** EXERCISE INSTRUCTIONS **
Please reproduce every one of the items below, line for line and unchanged.

Element location data
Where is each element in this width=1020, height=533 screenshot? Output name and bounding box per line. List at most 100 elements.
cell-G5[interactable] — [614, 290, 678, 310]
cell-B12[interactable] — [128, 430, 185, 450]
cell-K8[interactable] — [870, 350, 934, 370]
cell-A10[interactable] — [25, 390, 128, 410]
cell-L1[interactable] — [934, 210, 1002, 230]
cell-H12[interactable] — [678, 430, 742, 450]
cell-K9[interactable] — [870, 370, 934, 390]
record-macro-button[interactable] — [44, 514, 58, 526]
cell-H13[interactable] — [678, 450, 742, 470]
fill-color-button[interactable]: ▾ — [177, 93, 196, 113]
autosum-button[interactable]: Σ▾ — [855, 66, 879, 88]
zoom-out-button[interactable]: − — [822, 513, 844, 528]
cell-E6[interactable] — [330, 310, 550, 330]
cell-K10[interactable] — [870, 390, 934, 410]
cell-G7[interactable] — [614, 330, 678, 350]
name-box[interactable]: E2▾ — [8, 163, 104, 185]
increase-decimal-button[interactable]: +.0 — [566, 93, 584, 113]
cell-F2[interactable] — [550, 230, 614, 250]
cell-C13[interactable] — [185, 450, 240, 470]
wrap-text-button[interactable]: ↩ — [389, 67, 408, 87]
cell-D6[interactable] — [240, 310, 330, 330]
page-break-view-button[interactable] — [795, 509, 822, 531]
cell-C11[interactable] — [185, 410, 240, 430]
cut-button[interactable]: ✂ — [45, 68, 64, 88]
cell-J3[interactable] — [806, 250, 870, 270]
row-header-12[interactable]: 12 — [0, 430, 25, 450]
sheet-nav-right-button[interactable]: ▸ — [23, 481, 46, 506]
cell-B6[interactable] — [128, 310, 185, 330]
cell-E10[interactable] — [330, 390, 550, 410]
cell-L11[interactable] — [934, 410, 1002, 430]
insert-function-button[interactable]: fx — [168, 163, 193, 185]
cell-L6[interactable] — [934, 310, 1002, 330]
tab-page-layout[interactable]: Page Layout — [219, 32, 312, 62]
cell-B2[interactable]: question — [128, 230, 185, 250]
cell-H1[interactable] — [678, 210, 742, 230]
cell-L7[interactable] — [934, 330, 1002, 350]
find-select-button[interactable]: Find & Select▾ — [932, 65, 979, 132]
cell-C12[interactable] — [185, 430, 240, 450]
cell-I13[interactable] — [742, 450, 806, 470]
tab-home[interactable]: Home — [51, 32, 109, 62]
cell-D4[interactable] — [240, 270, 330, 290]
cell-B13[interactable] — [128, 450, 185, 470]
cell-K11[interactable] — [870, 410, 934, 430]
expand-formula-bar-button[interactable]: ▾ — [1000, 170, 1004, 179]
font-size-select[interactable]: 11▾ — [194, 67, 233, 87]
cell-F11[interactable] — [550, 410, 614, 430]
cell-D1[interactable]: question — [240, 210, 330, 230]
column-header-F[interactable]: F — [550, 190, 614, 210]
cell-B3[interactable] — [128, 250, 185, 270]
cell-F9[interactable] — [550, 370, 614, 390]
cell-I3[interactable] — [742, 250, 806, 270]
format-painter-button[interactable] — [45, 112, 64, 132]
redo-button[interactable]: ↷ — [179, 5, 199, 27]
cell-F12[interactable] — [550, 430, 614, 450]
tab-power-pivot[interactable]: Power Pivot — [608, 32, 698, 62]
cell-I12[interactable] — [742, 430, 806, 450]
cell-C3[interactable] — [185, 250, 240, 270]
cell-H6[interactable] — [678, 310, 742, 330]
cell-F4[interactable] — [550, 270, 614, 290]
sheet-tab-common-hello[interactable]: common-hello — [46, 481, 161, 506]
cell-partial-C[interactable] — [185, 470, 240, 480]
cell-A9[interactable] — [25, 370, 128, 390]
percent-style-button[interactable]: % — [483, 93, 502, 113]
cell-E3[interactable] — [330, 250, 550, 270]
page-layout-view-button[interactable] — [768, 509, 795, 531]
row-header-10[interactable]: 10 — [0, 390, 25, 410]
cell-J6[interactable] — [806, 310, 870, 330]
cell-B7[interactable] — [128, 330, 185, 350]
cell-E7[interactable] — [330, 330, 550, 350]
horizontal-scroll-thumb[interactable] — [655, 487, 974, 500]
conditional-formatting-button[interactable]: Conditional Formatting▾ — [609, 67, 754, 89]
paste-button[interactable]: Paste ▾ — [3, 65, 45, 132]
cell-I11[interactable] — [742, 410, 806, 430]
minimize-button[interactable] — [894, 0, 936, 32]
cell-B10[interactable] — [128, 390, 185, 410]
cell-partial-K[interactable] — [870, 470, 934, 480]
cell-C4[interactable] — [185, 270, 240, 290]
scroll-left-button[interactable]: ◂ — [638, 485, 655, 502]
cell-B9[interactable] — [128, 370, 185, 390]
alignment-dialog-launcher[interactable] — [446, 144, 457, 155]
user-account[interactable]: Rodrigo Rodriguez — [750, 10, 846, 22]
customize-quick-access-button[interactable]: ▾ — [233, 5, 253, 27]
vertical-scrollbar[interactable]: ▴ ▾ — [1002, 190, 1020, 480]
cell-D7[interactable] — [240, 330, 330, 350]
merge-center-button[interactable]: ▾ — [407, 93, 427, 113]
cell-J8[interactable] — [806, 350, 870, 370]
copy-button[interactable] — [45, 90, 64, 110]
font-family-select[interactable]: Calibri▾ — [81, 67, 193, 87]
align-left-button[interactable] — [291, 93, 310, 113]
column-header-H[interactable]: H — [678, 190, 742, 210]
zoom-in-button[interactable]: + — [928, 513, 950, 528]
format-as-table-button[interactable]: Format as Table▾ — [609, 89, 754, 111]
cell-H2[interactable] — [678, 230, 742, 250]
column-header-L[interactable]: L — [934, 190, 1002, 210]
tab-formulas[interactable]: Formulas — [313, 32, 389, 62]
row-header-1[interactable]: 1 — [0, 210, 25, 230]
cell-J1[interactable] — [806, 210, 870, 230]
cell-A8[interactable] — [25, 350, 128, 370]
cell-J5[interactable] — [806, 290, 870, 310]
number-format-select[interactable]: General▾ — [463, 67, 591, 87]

** EXPECTED ANSWER **
Where is each element in this width=1020, height=533 screenshot? Output name and bounding box per line. List at most 100 elements.
cell-G5[interactable] — [614, 290, 678, 310]
cell-B12[interactable] — [128, 430, 185, 450]
cell-K8[interactable] — [870, 350, 934, 370]
cell-A10[interactable] — [25, 390, 128, 410]
cell-L1[interactable] — [934, 210, 1002, 230]
cell-H12[interactable] — [678, 430, 742, 450]
cell-K9[interactable] — [870, 370, 934, 390]
record-macro-button[interactable] — [44, 514, 58, 526]
cell-H13[interactable] — [678, 450, 742, 470]
fill-color-button[interactable]: ▾ — [177, 93, 196, 113]
autosum-button[interactable]: Σ▾ — [855, 66, 879, 88]
zoom-out-button[interactable]: − — [822, 513, 844, 528]
cell-E6[interactable] — [330, 310, 550, 330]
cell-K10[interactable] — [870, 390, 934, 410]
cell-G7[interactable] — [614, 330, 678, 350]
name-box[interactable]: E2▾ — [8, 163, 104, 185]
increase-decimal-button[interactable]: +.0 — [566, 93, 584, 113]
cell-F2[interactable] — [550, 230, 614, 250]
cell-C13[interactable] — [185, 450, 240, 470]
wrap-text-button[interactable]: ↩ — [389, 67, 408, 87]
cell-D6[interactable] — [240, 310, 330, 330]
page-break-view-button[interactable] — [795, 509, 822, 531]
cell-C11[interactable] — [185, 410, 240, 430]
cut-button[interactable]: ✂ — [45, 68, 64, 88]
cell-J3[interactable] — [806, 250, 870, 270]
row-header-12[interactable]: 12 — [0, 430, 25, 450]
sheet-nav-right-button[interactable]: ▸ — [23, 481, 46, 506]
cell-B6[interactable] — [128, 310, 185, 330]
cell-E10[interactable] — [330, 390, 550, 410]
cell-L11[interactable] — [934, 410, 1002, 430]
insert-function-button[interactable]: fx — [168, 163, 193, 185]
cell-L6[interactable] — [934, 310, 1002, 330]
tab-page-layout[interactable]: Page Layout — [219, 32, 312, 62]
cell-B2[interactable]: question — [128, 230, 185, 250]
cell-H1[interactable] — [678, 210, 742, 230]
cell-L7[interactable] — [934, 330, 1002, 350]
find-select-button[interactable]: Find & Select▾ — [932, 65, 979, 132]
cell-C12[interactable] — [185, 430, 240, 450]
cell-I13[interactable] — [742, 450, 806, 470]
tab-home[interactable]: Home — [51, 32, 109, 62]
cell-D4[interactable] — [240, 270, 330, 290]
cell-B13[interactable] — [128, 450, 185, 470]
cell-K11[interactable] — [870, 410, 934, 430]
expand-formula-bar-button[interactable]: ▾ — [1000, 170, 1004, 179]
font-size-select[interactable]: 11▾ — [194, 67, 233, 87]
cell-F11[interactable] — [550, 410, 614, 430]
cell-D1[interactable]: question — [240, 210, 330, 230]
column-header-F[interactable]: F — [550, 190, 614, 210]
cell-B3[interactable] — [128, 250, 185, 270]
cell-F9[interactable] — [550, 370, 614, 390]
cell-I3[interactable] — [742, 250, 806, 270]
format-painter-button[interactable] — [45, 112, 64, 132]
redo-button[interactable]: ↷ — [179, 5, 199, 27]
cell-F12[interactable] — [550, 430, 614, 450]
tab-power-pivot[interactable]: Power Pivot — [608, 32, 698, 62]
cell-I12[interactable] — [742, 430, 806, 450]
cell-C3[interactable] — [185, 250, 240, 270]
cell-H6[interactable] — [678, 310, 742, 330]
cell-F4[interactable] — [550, 270, 614, 290]
sheet-tab-common-hello[interactable]: common-hello — [46, 481, 161, 506]
cell-partial-C[interactable] — [185, 470, 240, 480]
cell-A9[interactable] — [25, 370, 128, 390]
percent-style-button[interactable]: % — [483, 93, 502, 113]
cell-E3[interactable] — [330, 250, 550, 270]
page-layout-view-button[interactable] — [768, 509, 795, 531]
row-header-10[interactable]: 10 — [0, 390, 25, 410]
cell-J6[interactable] — [806, 310, 870, 330]
cell-B7[interactable] — [128, 330, 185, 350]
cell-E7[interactable] — [330, 330, 550, 350]
horizontal-scroll-thumb[interactable] — [655, 487, 974, 500]
conditional-formatting-button[interactable]: Conditional Formatting▾ — [609, 67, 754, 89]
paste-button[interactable]: Paste ▾ — [3, 65, 45, 132]
cell-I11[interactable] — [742, 410, 806, 430]
minimize-button[interactable] — [894, 0, 936, 32]
cell-B10[interactable] — [128, 390, 185, 410]
cell-partial-K[interactable] — [870, 470, 934, 480]
cell-C4[interactable] — [185, 270, 240, 290]
scroll-left-button[interactable]: ◂ — [638, 485, 655, 502]
cell-B9[interactable] — [128, 370, 185, 390]
alignment-dialog-launcher[interactable] — [446, 144, 457, 155]
user-account[interactable]: Rodrigo Rodriguez — [750, 10, 846, 22]
customize-quick-access-button[interactable]: ▾ — [233, 5, 253, 27]
vertical-scrollbar[interactable]: ▴ ▾ — [1002, 190, 1020, 480]
cell-D7[interactable] — [240, 330, 330, 350]
merge-center-button[interactable]: ▾ — [407, 93, 427, 113]
cell-J8[interactable] — [806, 350, 870, 370]
copy-button[interactable] — [45, 90, 64, 110]
font-family-select[interactable]: Calibri▾ — [81, 67, 193, 87]
align-left-button[interactable] — [291, 93, 310, 113]
column-header-H[interactable]: H — [678, 190, 742, 210]
zoom-in-button[interactable]: + — [928, 513, 950, 528]
format-as-table-button[interactable]: Format as Table▾ — [609, 89, 754, 111]
cell-H2[interactable] — [678, 230, 742, 250]
column-header-L[interactable]: L — [934, 190, 1002, 210]
tab-formulas[interactable]: Formulas — [313, 32, 389, 62]
row-header-1[interactable]: 1 — [0, 210, 25, 230]
cell-J1[interactable] — [806, 210, 870, 230]
cell-A8[interactable] — [25, 350, 128, 370]
cell-J5[interactable] — [806, 290, 870, 310]
number-format-select[interactable]: General▾ — [463, 67, 591, 87]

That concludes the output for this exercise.